__WRITTEN EXERCISE__: Rewrite the lines starting at the one that contains "Text: H: H bbox=[23, 106, 31, 116]" and ending at the last line, replacing "Polygon shape" with "Outline shape" and changing nothing else.
+-------+
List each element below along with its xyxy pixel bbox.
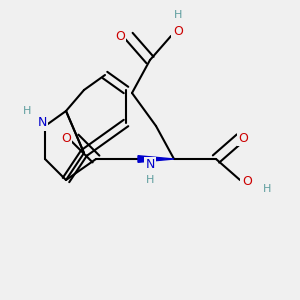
Text: H: H bbox=[23, 106, 31, 116]
Text: H: H bbox=[146, 175, 154, 185]
Text: N: N bbox=[145, 158, 155, 172]
Text: O: O bbox=[172, 26, 182, 40]
Text: N: N bbox=[37, 116, 47, 130]
Text: O: O bbox=[174, 25, 183, 38]
Text: O: O bbox=[238, 131, 248, 145]
Text: H: H bbox=[174, 10, 183, 20]
Text: O: O bbox=[115, 29, 125, 43]
Text: H: H bbox=[263, 184, 271, 194]
Text: O: O bbox=[241, 176, 251, 190]
Text: O: O bbox=[61, 131, 71, 145]
Text: O: O bbox=[243, 175, 252, 188]
Polygon shape bbox=[138, 156, 174, 162]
+-------+
__EXERCISE RESPONSE__:
Text: H: H bbox=[23, 106, 31, 116]
Text: H: H bbox=[146, 175, 154, 185]
Text: N: N bbox=[145, 158, 155, 172]
Text: O: O bbox=[172, 26, 182, 40]
Text: N: N bbox=[37, 116, 47, 130]
Text: O: O bbox=[174, 25, 183, 38]
Text: O: O bbox=[238, 131, 248, 145]
Text: H: H bbox=[174, 10, 183, 20]
Text: O: O bbox=[115, 29, 125, 43]
Text: H: H bbox=[263, 184, 271, 194]
Text: O: O bbox=[241, 176, 251, 190]
Text: O: O bbox=[61, 131, 71, 145]
Text: O: O bbox=[243, 175, 252, 188]
Outline shape bbox=[138, 156, 174, 162]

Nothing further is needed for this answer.